> _Short task_: Find each line holding "Кузнецкий" and copy it out.

> _Information provided_:
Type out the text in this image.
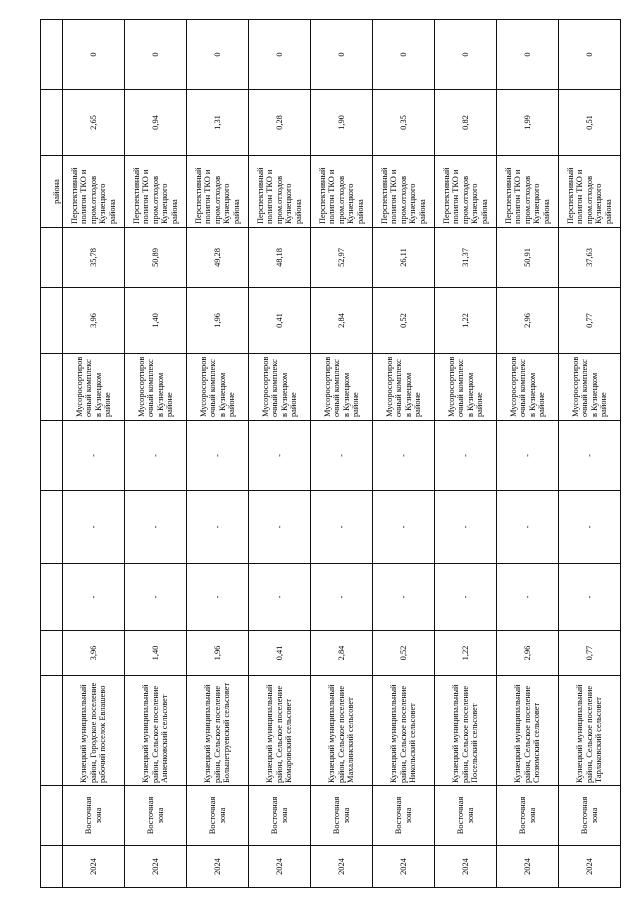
										района		
2024	Восточная зона	Кузнецкий муниципальный район, Городское поселение рабочий поселок Евлашево	3,96	-	-	-	Мусоросортировочный комплекс в Кузнецком районе	3,96	35,78	Перспективный полигон ТКО и пром.отходов Кузнецкого района	2,65	0
2024	Восточная зона	Кузнецкий муниципальный район, Сельское поселение Анненковский сельсовет	1,40	-	-	-	Мусоросортировочный комплекс в Кузнецком районе	1,40	50,89	Перспективный полигон ТКО и пром.отходов Кузнецкого района	0,94	0
2024	Восточная зона	Кузнецкий муниципальный район, Сельское поселение Большетруевский сельсовет	1,96	-	-	-	Мусоросортировочный комплекс в Кузнецком районе	1,96	49,28	Перспективный полигон ТКО и пром.отходов Кузнецкого района	1,31	0
2024	Восточная зона	Кузнецкий муниципальный район, Сельское поселение Комаровский сельсовет	0,41	-	-	-	Мусоросортировочный комплекс в Кузнецком районе	0,41	48,18	Перспективный полигон ТКО и пром.отходов Кузнецкого района	0,28	0
2024	Восточная зона	Кузнецкий муниципальный район, Сельское поселение Махалинский сельсовет	2,84	-	-	-	Мусоросортировочный комплекс в Кузнецком районе	2,84	52,97	Перспективный полигон ТКО и пром.отходов Кузнецкого района	1,90	0
2024	Восточная зона	Кузнецкий муниципальный район, Сельское поселение Никольский сельсовет	0,52	-	-	-	Мусоросортировочный комплекс в Кузнецком районе	0,52	26,11	Перспективный полигон ТКО и пром.отходов Кузнецкого района	0,35	0
2024	Восточная зона	Кузнецкий муниципальный район, Сельское поселение Посельский сельсовет	1,22	-	-	-	Мусоросортировочный комплекс в Кузнецком районе	1,22	31,37	Перспективный полигон ТКО и пром.отходов Кузнецкого района	0,82	0
2024	Восточная зона	Кузнецкий муниципальный район, Сельское поселение Сюзюмский сельсовет	2,96	-	-	-	Мусоросортировочный комплекс в Кузнецком районе	2,96	50,91	Перспективный полигон ТКО и пром.отходов Кузнецкого района	1,99	0
2024	Восточная зона	Кузнецкий муниципальный район, Сельское поселение Тарлаковский сельсовет	0,77	-	-	-	Мусоросортировочный комплекс в Кузнецком районе	0,77	37,63	Перспективный полигон ТКО и пром.отходов Кузнецкого района	0,51	0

> _Exercise response_:
2024	Восточная зона	Кузнецкий муниципальный район, Городское поселение рабочий поселок Евлашево	3,96	-	-	-	Мусоросортировочный комплекс в Кузнецком районе	3,96	35,78	Перспективный полигон ТКО и пром.отходов Кузнецкого района	2,65	0
2024	Восточная зона	Кузнецкий муниципальный район, Сельское поселение Анненковский сельсовет	1,40	-	-	-	Мусоросортировочный комплекс в Кузнецком районе	1,40	50,89	Перспективный полигон ТКО и пром.отходов Кузнецкого района	0,94	0
2024	Восточная зона	Кузнецкий муниципальный район, Сельское поселение Большетруевский сельсовет	1,96	-	-	-	Мусоросортировочный комплекс в Кузнецком районе	1,96	49,28	Перспективный полигон ТКО и пром.отходов Кузнецкого района	1,31	0
2024	Восточная зона	Кузнецкий муниципальный район, Сельское поселение Комаровский сельсовет	0,41	-	-	-	Мусоросортировочный комплекс в Кузнецком районе	0,41	48,18	Перспективный полигон ТКО и пром.отходов Кузнецкого района	0,28	0
2024	Восточная зона	Кузнецкий муниципальный район, Сельское поселение Махалинский сельсовет	2,84	-	-	-	Мусоросортировочный комплекс в Кузнецком районе	2,84	52,97	Перспективный полигон ТКО и пром.отходов Кузнецкого района	1,90	0
2024	Восточная зона	Кузнецкий муниципальный район, Сельское поселение Никольский сельсовет	0,52	-	-	-	Мусоросортировочный комплекс в Кузнецком районе	0,52	26,11	Перспективный полигон ТКО и пром.отходов Кузнецкого района	0,35	0
2024	Восточная зона	Кузнецкий муниципальный район, Сельское поселение Посельский сельсовет	1,22	-	-	-	Мусоросортировочный комплекс в Кузнецком районе	1,22	31,37	Перспективный полигон ТКО и пром.отходов Кузнецкого района	0,82	0
2024	Восточная зона	Кузнецкий муниципальный район, Сельское поселение Сюзюмский сельсовет	2,96	-	-	-	Мусоросортировочный комплекс в Кузнецком районе	2,96	50,91	Перспективный полигон ТКО и пром.отходов Кузнецкого района	1,99	0
2024	Восточная зона	Кузнецкий муниципальный район, Сельское поселение Тарлаковский сельсовет	0,77	-	-	-	Мусоросортировочный комплекс в Кузнецком районе	0,77	37,63	Перспективный полигон ТКО и пром.отходов Кузнецкого района	0,51	0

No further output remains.